* THE TASK
Will you give the material below again, every line exactly as it is?

* Data records
* start *
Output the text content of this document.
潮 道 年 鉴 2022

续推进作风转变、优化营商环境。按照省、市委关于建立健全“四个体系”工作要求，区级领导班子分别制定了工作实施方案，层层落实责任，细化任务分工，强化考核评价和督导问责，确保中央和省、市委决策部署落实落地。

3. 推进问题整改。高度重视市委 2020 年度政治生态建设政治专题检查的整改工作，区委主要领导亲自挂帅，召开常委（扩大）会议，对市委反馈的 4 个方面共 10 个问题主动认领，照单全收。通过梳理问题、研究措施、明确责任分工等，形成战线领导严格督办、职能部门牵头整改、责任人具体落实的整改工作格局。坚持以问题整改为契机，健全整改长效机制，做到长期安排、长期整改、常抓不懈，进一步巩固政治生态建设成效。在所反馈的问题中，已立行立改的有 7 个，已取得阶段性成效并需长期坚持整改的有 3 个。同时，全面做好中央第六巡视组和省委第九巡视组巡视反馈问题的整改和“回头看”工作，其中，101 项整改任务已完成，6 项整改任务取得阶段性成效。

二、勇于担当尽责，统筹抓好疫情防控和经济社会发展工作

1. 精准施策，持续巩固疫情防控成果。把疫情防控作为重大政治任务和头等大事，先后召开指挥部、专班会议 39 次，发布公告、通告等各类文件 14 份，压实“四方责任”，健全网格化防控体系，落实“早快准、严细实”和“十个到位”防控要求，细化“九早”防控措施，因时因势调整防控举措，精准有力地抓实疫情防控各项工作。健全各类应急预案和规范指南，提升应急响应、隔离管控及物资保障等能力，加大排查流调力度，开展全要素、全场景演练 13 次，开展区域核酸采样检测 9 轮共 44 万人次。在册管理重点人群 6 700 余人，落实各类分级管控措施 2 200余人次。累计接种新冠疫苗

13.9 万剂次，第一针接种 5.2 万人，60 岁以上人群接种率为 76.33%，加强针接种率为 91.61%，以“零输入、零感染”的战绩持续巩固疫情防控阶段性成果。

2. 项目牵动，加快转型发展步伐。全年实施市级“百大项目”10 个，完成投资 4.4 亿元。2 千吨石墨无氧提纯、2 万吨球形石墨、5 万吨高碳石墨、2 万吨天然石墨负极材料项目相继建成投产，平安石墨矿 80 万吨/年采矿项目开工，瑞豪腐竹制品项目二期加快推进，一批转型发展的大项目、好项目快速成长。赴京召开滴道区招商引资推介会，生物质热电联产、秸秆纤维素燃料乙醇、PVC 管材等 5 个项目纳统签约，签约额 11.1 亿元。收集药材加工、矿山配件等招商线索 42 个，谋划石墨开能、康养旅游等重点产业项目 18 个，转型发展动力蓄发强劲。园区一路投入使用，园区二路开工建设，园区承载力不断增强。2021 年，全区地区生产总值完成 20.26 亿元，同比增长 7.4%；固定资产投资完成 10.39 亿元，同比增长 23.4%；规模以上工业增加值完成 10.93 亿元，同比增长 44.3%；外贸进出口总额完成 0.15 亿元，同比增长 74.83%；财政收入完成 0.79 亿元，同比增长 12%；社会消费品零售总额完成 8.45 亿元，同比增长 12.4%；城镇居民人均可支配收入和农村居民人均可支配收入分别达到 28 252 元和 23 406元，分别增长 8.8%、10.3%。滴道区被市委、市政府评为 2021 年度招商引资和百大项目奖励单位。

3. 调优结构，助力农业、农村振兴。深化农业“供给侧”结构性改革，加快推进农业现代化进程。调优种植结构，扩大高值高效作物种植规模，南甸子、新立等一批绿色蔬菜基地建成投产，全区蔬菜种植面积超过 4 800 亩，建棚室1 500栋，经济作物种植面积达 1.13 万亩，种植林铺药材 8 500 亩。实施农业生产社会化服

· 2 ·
* end *
* THE SOLUTION
Output the text content of this document.
潮 道 年 鉴 2022

续推进作风转变、优化营商环境。按照省、市委关于建立健全“四个体系”工作要求，区级领导班子分别制定了工作实施方案，层层落实责任，细化任务分工，强化考核评价和督导问责，确保中央和省、市委决策部署落实落地。

3. 推进问题整改。高度重视市委 2020 年度政治生态建设政治专题检查的整改工作，区委主要领导亲自挂帅，召开常委（扩大）会议，对市委反馈的 4 个方面共 10 个问题主动认领，照单全收。通过梳理问题、研究措施、明确责任分工等，形成战线领导严格督办、职能部门牵头整改、责任人具体落实的整改工作格局。坚持以问题整改为契机，健全整改长效机制，做到长期安排、长期整改、常抓不懈，进一步巩固政治生态建设成效。在所反馈的问题中，已立行立改的有 7 个，已取得阶段性成效并需长期坚持整改的有 3 个。同时，全面做好中央第六巡视组和省委第九巡视组巡视反馈问题的整改和“回头看”工作，其中，101 项整改任务已完成，6 项整改任务取得阶段性成效。

二、勇于担当尽责，统筹抓好疫情防控和经济社会发展工作

1. 精准施策，持续巩固疫情防控成果。把疫情防控作为重大政治任务和头等大事，先后召开指挥部、专班会议 39 次，发布公告、通告等各类文件 14 份，压实“四方责任”，健全网格化防控体系，落实“早快准、严细实”和“十个到位”防控要求，细化“九早”防控措施，因时因势调整防控举措，精准有力地抓实疫情防控各项工作。健全各类应急预案和规范指南，提升应急响应、隔离管控及物资保障等能力，加大排查流调力度，开展全要素、全场景演练 13 次，开展区域核酸采样检测 9 轮共 44 万人次。在册管理重点人群 6 700 余人，落实各类分级管控措施 2 200余人次。累计接种新冠疫苗

13.9 万剂次，第一针接种 5.2 万人，60 岁以上人群接种率为 76.33%，加强针接种率为 91.61%，以“零输入、零感染”的战绩持续巩固疫情防控阶段性成果。

2. 项目牵动，加快转型发展步伐。全年实施市级“百大项目”10 个，完成投资 4.4 亿元。2 千吨石墨无氧提纯、2 万吨球形石墨、5 万吨高碳石墨、2 万吨天然石墨负极材料项目相继建成投产，平安石墨矿 80 万吨/年采矿项目开工，瑞豪腐竹制品项目二期加快推进，一批转型发展的大项目、好项目快速成长。赴京召开滴道区招商引资推介会，生物质热电联产、秸秆纤维素燃料乙醇、PVC 管材等 5 个项目纳统签约，签约额 11.1 亿元。收集药材加工、矿山配件等招商线索 42 个，谋划石墨开能、康养旅游等重点产业项目 18 个，转型发展动力蓄发强劲。园区一路投入使用，园区二路开工建设，园区承载力不断增强。2021 年，全区地区生产总值完成 20.26 亿元，同比增长 7.4%；固定资产投资完成 10.39 亿元，同比增长 23.4%；规模以上工业增加值完成 10.93 亿元，同比增长 44.3%；外贸进出口总额完成 0.15 亿元，同比增长 74.83%；财政收入完成 0.79 亿元，同比增长 12%；社会消费品零售总额完成 8.45 亿元，同比增长 12.4%；城镇居民人均可支配收入和农村居民人均可支配收入分别达到 28 252 元和 23 406元，分别增长 8.8%、10.3%。滴道区被市委、市政府评为 2021 年度招商引资和百大项目奖励单位。

3. 调优结构，助力农业、农村振兴。深化农业“供给侧”结构性改革，加快推进农业现代化进程。调优种植结构，扩大高值高效作物种植规模，南甸子、新立等一批绿色蔬菜基地建成投产，全区蔬菜种植面积超过 4 800 亩，建棚室1 500栋，经济作物种植面积达 1.13 万亩，种植林铺药材 8 500 亩。实施农业生产社会化服

· 2 ·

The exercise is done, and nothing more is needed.